Records from a collection:
--

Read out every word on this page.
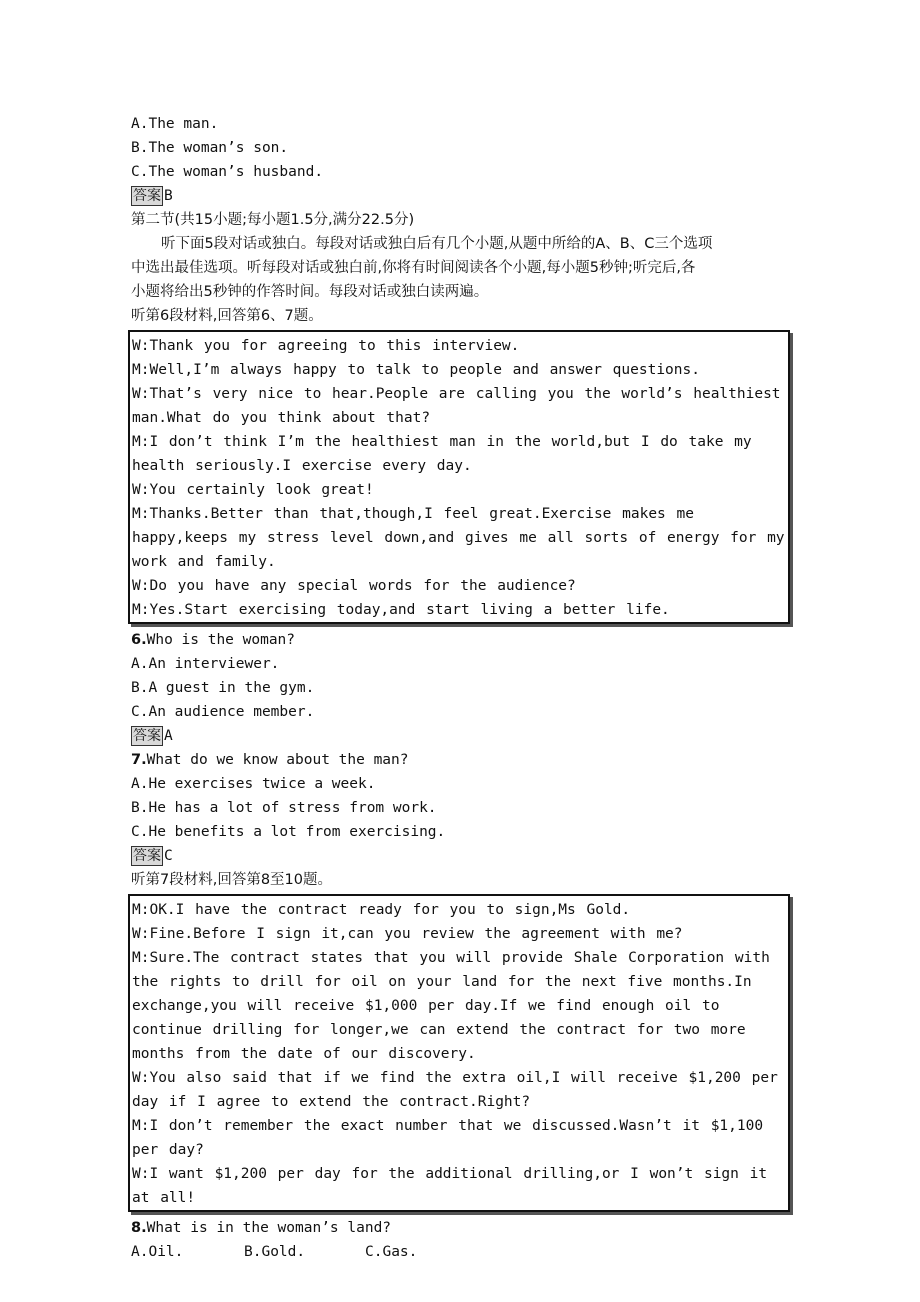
A.The man.
B.The woman’s son.
C.The woman’s husband.
答案 B
第二节(共15小题;每小题1.5分,满分22.5分)
听下面5段对话或独白。每段对话或独白后有几个小题,从题中所给的A、B、C三个选项
中选出最佳选项。听每段对话或独白前,你将有时间阅读各个小题,每小题5秒钟;听完后,各
小题将给出5秒钟的作答时间。每段对话或独白读两遍。
听第6段材料,回答第6、7题。
W:Thank you for agreeing to this interview.
M:Well,I’m always happy to talk to people and answer questions.
W:That’s very nice to hear.People are calling you the world’s healthiest man.What do you think about that?
M:I don’t think I’m the healthiest man in the world,but I do take my health seriously.I exercise every day.
W:You certainly look great!
M:Thanks.Better than that,though,I feel great.Exercise makes me happy,keeps my stress level down,and gives me all sorts of energy for my work and family.
W:Do you have any special words for the audience?
M:Yes.Start exercising today,and start living a better life.
6.Who is the woman?
A.An interviewer.
B.A guest in the gym.
C.An audience member.
答案 A
7.What do we know about the man?
A.He exercises twice a week.
B.He has a lot of stress from work.
C.He benefits a lot from exercising.
答案 C
听第7段材料,回答第8至10题。
M:OK.I have the contract ready for you to sign,Ms Gold.
W:Fine.Before I sign it,can you review the agreement with me?
M:Sure.The contract states that you will provide Shale Corporation with the rights to drill for oil on your land for the next five months.In exchange,you will receive $1,000 per day.If we find enough oil to continue drilling for longer,we can extend the contract for two more months from the date of our discovery.
W:You also said that if we find the extra oil,I will receive $1,200 per day if I agree to extend the contract.Right?
M:I don’t remember the exact number that we discussed.Wasn’t it $1,100 per day?
W:I want $1,200 per day for the additional drilling,or I won’t sign it at all!
8.What is in the woman’s land?
A.Oil.	B.Gold.	C.Gas.
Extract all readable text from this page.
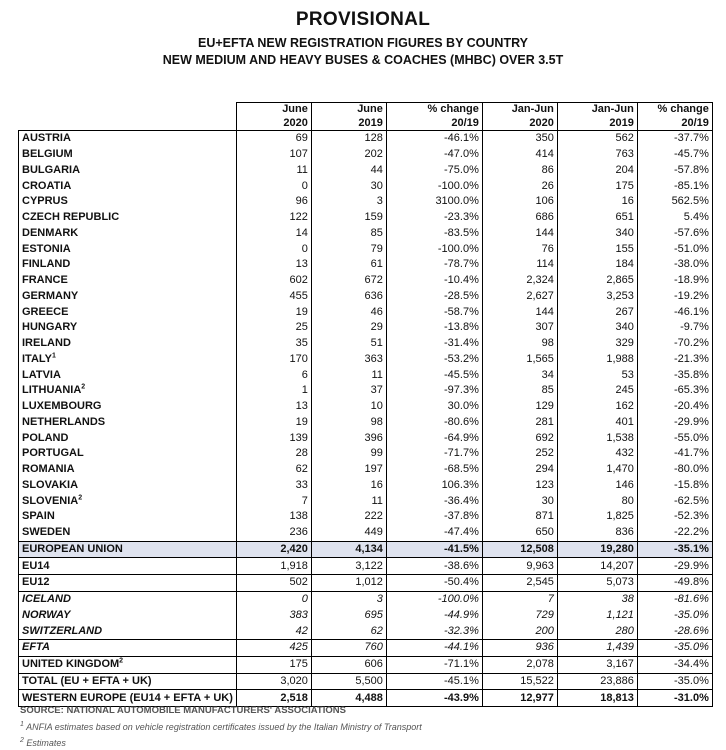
PROVISIONAL
EU+EFTA NEW REGISTRATION FIGURES BY COUNTRY
NEW MEDIUM AND HEAVY BUSES & COACHES (MHBC) OVER 3.5T
	June	June	% change	Jan-Jun	Jan-Jun	% change
	2020	2019	20/19	2020	2019	20/19
AUSTRIA	69	128	-46.1%	350	562	-37.7%
BELGIUM	107	202	-47.0%	414	763	-45.7%
BULGARIA	11	44	-75.0%	86	204	-57.8%
CROATIA	0	30	-100.0%	26	175	-85.1%
CYPRUS	96	3	3100.0%	106	16	562.5%
CZECH REPUBLIC	122	159	-23.3%	686	651	5.4%
DENMARK	14	85	-83.5%	144	340	-57.6%
ESTONIA	0	79	-100.0%	76	155	-51.0%
FINLAND	13	61	-78.7%	114	184	-38.0%
FRANCE	602	672	-10.4%	2,324	2,865	-18.9%
GERMANY	455	636	-28.5%	2,627	3,253	-19.2%
GREECE	19	46	-58.7%	144	267	-46.1%
HUNGARY	25	29	-13.8%	307	340	-9.7%
IRELAND	35	51	-31.4%	98	329	-70.2%
ITALY$^1$	170	363	-53.2%	1,565	1,988	-21.3%
LATVIA	6	11	-45.5%	34	53	-35.8%
LITHUANIA$^2$	1	37	-97.3%	85	245	-65.3%
LUXEMBOURG	13	10	30.0%	129	162	-20.4%
NETHERLANDS	19	98	-80.6%	281	401	-29.9%
POLAND	139	396	-64.9%	692	1,538	-55.0%
PORTUGAL	28	99	-71.7%	252	432	-41.7%
ROMANIA	62	197	-68.5%	294	1,470	-80.0%
SLOVAKIA	33	16	106.3%	123	146	-15.8%
SLOVENIA$^2$	7	11	-36.4%	30	80	-62.5%
SPAIN	138	222	-37.8%	871	1,825	-52.3%
SWEDEN	236	449	-47.4%	650	836	-22.2%
EUROPEAN UNION	2,420	4,134	-41.5%	12,508	19,280	-35.1%
EU14	1,918	3,122	-38.6%	9,963	14,207	-29.9%
EU12	502	1,012	-50.4%	2,545	5,073	-49.8%
ICELAND	0	3	-100.0%	7	38	-81.6%
NORWAY	383	695	-44.9%	729	1,121	-35.0%
SWITZERLAND	42	62	-32.3%	200	280	-28.6%
EFTA	425	760	-44.1%	936	1,439	-35.0%
UNITED KINGDOM$^2$	175	606	-71.1%	2,078	3,167	-34.4%
TOTAL (EU + EFTA + UK)	3,020	5,500	-45.1%	15,522	23,886	-35.0%
WESTERN EUROPE (EU14 + EFTA + UK)	2,518	4,488	-43.9%	12,977	18,813	-31.0%
SOURCE: NATIONAL AUTOMOBILE MANUFACTURERS' ASSOCIATIONS
$^1$ ANFIA estimates based on vehicle registration certificates issued by the Italian Ministry of Transport
$^2$ Estimates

--

=== Exercise description ===
Repeat exactly the lines from the one containing "Extract all readable text from this page." through the last line of the records above, both included, and leave out the pictures.

=== Output below ===
Extract all readable text from this page.
PROVISIONAL
EU+EFTA NEW REGISTRATION FIGURES BY COUNTRY
NEW MEDIUM AND HEAVY BUSES & COACHES (MHBC) OVER 3.5T
	June	June	% change	Jan-Jun	Jan-Jun	% change
	2020	2019	20/19	2020	2019	20/19
AUSTRIA	69	128	-46.1%	350	562	-37.7%
BELGIUM	107	202	-47.0%	414	763	-45.7%
BULGARIA	11	44	-75.0%	86	204	-57.8%
CROATIA	0	30	-100.0%	26	175	-85.1%
CYPRUS	96	3	3100.0%	106	16	562.5%
CZECH REPUBLIC	122	159	-23.3%	686	651	5.4%
DENMARK	14	85	-83.5%	144	340	-57.6%
ESTONIA	0	79	-100.0%	76	155	-51.0%
FINLAND	13	61	-78.7%	114	184	-38.0%
FRANCE	602	672	-10.4%	2,324	2,865	-18.9%
GERMANY	455	636	-28.5%	2,627	3,253	-19.2%
GREECE	19	46	-58.7%	144	267	-46.1%
HUNGARY	25	29	-13.8%	307	340	-9.7%
IRELAND	35	51	-31.4%	98	329	-70.2%
ITALY$^1$	170	363	-53.2%	1,565	1,988	-21.3%
LATVIA	6	11	-45.5%	34	53	-35.8%
LITHUANIA$^2$	1	37	-97.3%	85	245	-65.3%
LUXEMBOURG	13	10	30.0%	129	162	-20.4%
NETHERLANDS	19	98	-80.6%	281	401	-29.9%
POLAND	139	396	-64.9%	692	1,538	-55.0%
PORTUGAL	28	99	-71.7%	252	432	-41.7%
ROMANIA	62	197	-68.5%	294	1,470	-80.0%
SLOVAKIA	33	16	106.3%	123	146	-15.8%
SLOVENIA$^2$	7	11	-36.4%	30	80	-62.5%
SPAIN	138	222	-37.8%	871	1,825	-52.3%
SWEDEN	236	449	-47.4%	650	836	-22.2%
EUROPEAN UNION	2,420	4,134	-41.5%	12,508	19,280	-35.1%
EU14	1,918	3,122	-38.6%	9,963	14,207	-29.9%
EU12	502	1,012	-50.4%	2,545	5,073	-49.8%
ICELAND	0	3	-100.0%	7	38	-81.6%
NORWAY	383	695	-44.9%	729	1,121	-35.0%
SWITZERLAND	42	62	-32.3%	200	280	-28.6%
EFTA	425	760	-44.1%	936	1,439	-35.0%
UNITED KINGDOM$^2$	175	606	-71.1%	2,078	3,167	-34.4%
TOTAL (EU + EFTA + UK)	3,020	5,500	-45.1%	15,522	23,886	-35.0%
WESTERN EUROPE (EU14 + EFTA + UK)	2,518	4,488	-43.9%	12,977	18,813	-31.0%
SOURCE: NATIONAL AUTOMOBILE MANUFACTURERS' ASSOCIATIONS
$^1$ ANFIA estimates based on vehicle registration certificates issued by the Italian Ministry of Transport
$^2$ Estimates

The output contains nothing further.